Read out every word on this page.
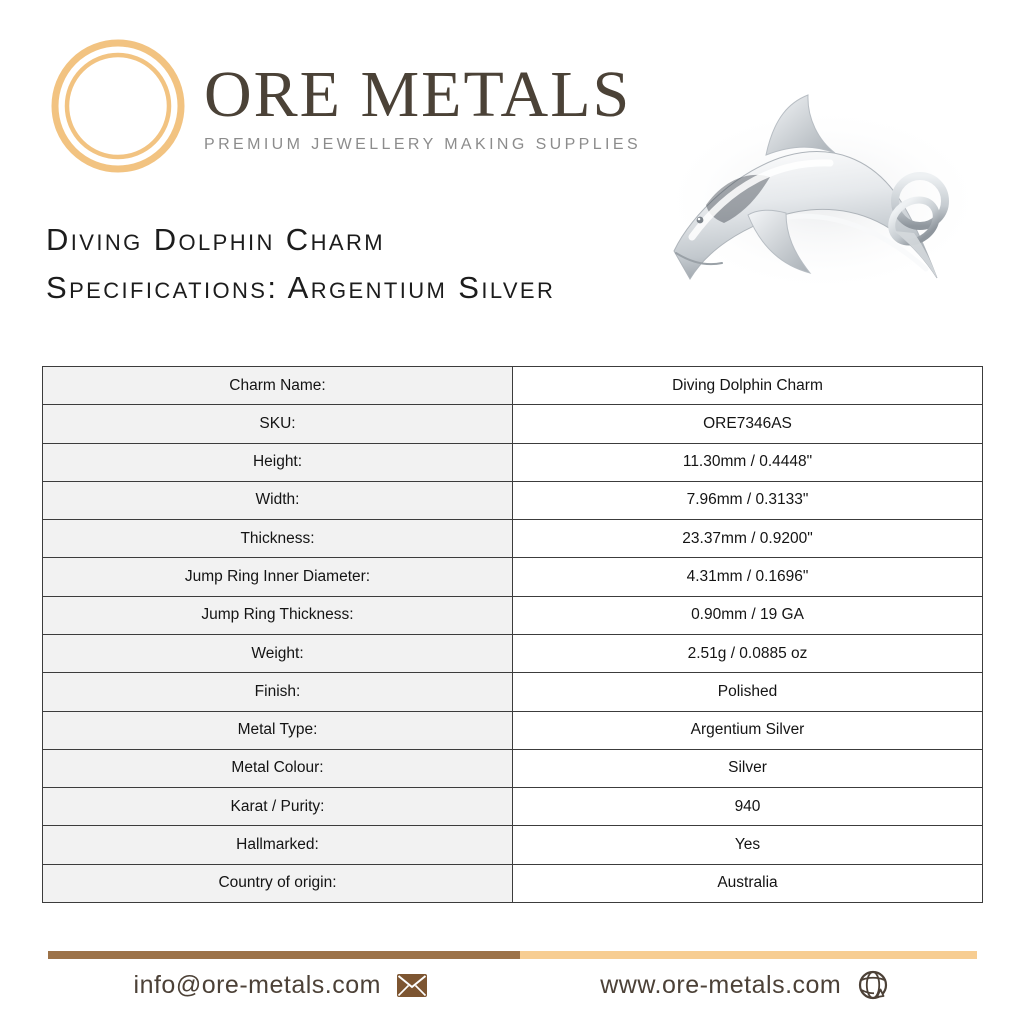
ORE METALS
PREMIUM JEWELLERY MAKING SUPPLIES
Diving Dolphin Charm
Specifications: Argentium Silver
Charm Name:	Diving Dolphin Charm
SKU:	ORE7346AS
Height:	11.30mm / 0.4448"
Width:	7.96mm / 0.3133"
Thickness:	23.37mm / 0.9200"
Jump Ring Inner Diameter:	4.31mm / 0.1696"
Jump Ring Thickness:	0.90mm / 19 GA
Weight:	2.51g / 0.0885 oz
Finish:	Polished
Metal Type:	Argentium Silver
Metal Colour:	Silver
Karat / Purity:	940
Hallmarked:	Yes
Country of origin:	Australia
info@ore-metals.com	www.ore-metals.com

• [WHAT IS EXPECTED]: Without the pictures, repeat the listing above exactly.

• [WORKED ANSWER]:
Read out every word on this page.
ORE METALS
PREMIUM JEWELLERY MAKING SUPPLIES
Diving Dolphin Charm
Specifications: Argentium Silver
Charm Name:	Diving Dolphin Charm
SKU:	ORE7346AS
Height:	11.30mm / 0.4448"
Width:	7.96mm / 0.3133"
Thickness:	23.37mm / 0.9200"
Jump Ring Inner Diameter:	4.31mm / 0.1696"
Jump Ring Thickness:	0.90mm / 19 GA
Weight:	2.51g / 0.0885 oz
Finish:	Polished
Metal Type:	Argentium Silver
Metal Colour:	Silver
Karat / Purity:	940
Hallmarked:	Yes
Country of origin:	Australia
info@ore-metals.com	www.ore-metals.com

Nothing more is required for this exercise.